(Stored records)

--- Start ---

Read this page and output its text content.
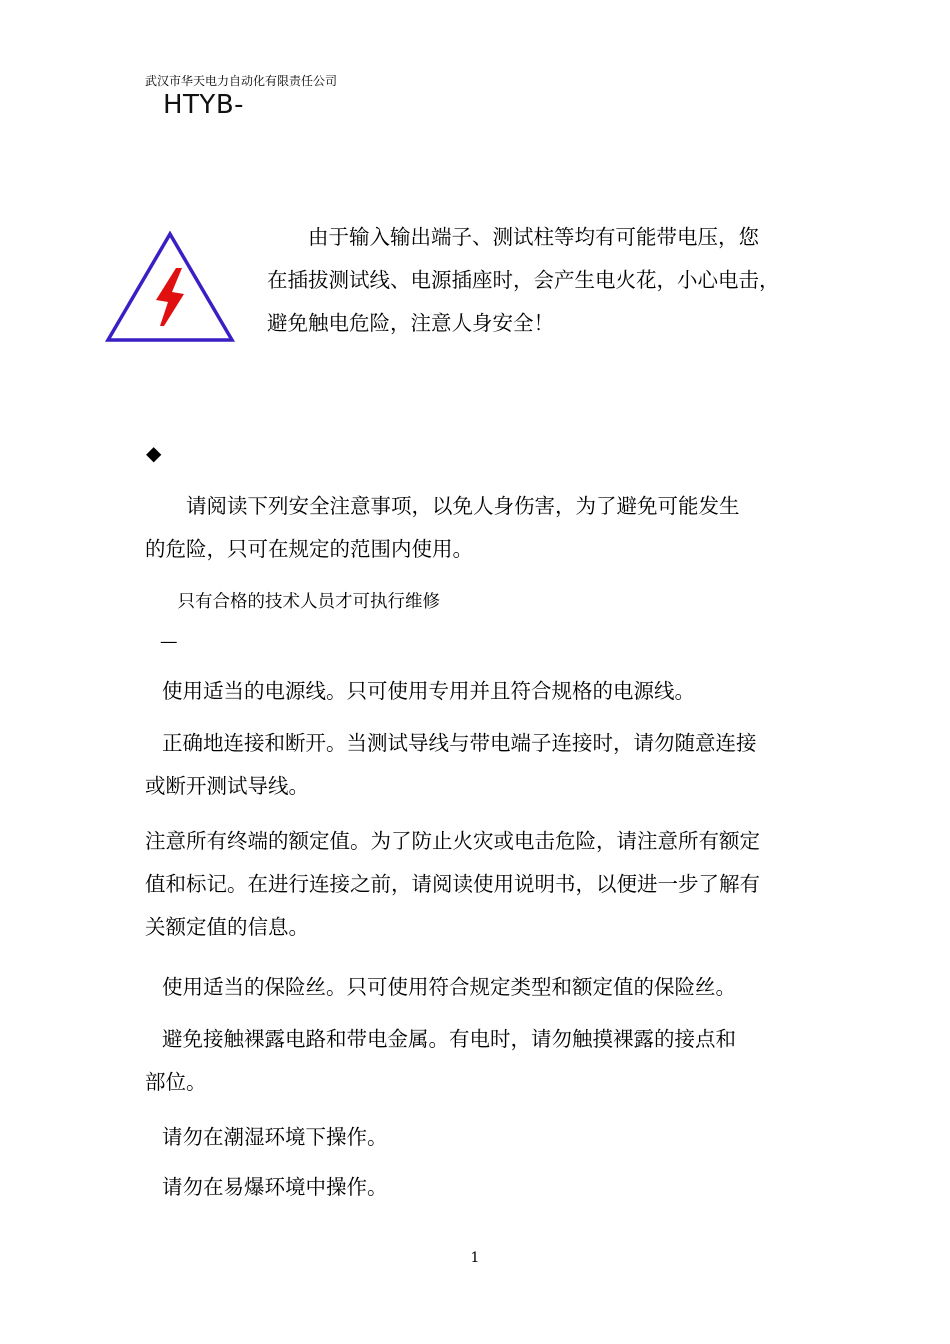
武汉市华天电力自动化有限责任公司
HTYB-　　　　　　　　　　　　　　

　　由于输入输出端子、测试柱等均有可能带电压，您

在插拔测试线、电源插座时，会产生电火花，小心电击，

避免触电危险，注意人身安全！

◆

　　请阅读下列安全注意事项，以免人身伤害，为了避免可能发生
的危险，只可在规定的范围内使用。
　只有合格的技术人员才可执行维修
—　　　　　　　　　
使用适当的电源线。只可使用专用并且符合规格的电源线。
正确地连接和断开。当测试导线与带电端子连接时，请勿随意连接
或断开测试导线。
注意所有终端的额定值。为了防止火灾或电击危险，请注意所有额定
值和标记。在进行连接之前，请阅读使用说明书，以便进一步了解有
关额定值的信息。
使用适当的保险丝。只可使用符合规定类型和额定值的保险丝。
避免接触裸露电路和带电金属。有电时，请勿触摸裸露的接点和
部位。
请勿在潮湿环境下操作。
请勿在易爆环境中操作。
1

--- End ---

REQUIRED WORK: Transcribe each entry precisely as given, leaving the pictures out.

THE RESULT:
Read this page and output its text content.
武汉市华天电力自动化有限责任公司
HTYB-　　　　　　　　　　　　　　

　　由于输入输出端子、测试柱等均有可能带电压，您

在插拔测试线、电源插座时，会产生电火花，小心电击，

避免触电危险，注意人身安全！

◆

　　请阅读下列安全注意事项，以免人身伤害，为了避免可能发生
的危险，只可在规定的范围内使用。
　只有合格的技术人员才可执行维修
—　　　　　　　　　
使用适当的电源线。只可使用专用并且符合规格的电源线。
正确地连接和断开。当测试导线与带电端子连接时，请勿随意连接
或断开测试导线。
注意所有终端的额定值。为了防止火灾或电击危险，请注意所有额定
值和标记。在进行连接之前，请阅读使用说明书，以便进一步了解有
关额定值的信息。
使用适当的保险丝。只可使用符合规定类型和额定值的保险丝。
避免接触裸露电路和带电金属。有电时，请勿触摸裸露的接点和
部位。
请勿在潮湿环境下操作。
请勿在易爆环境中操作。
1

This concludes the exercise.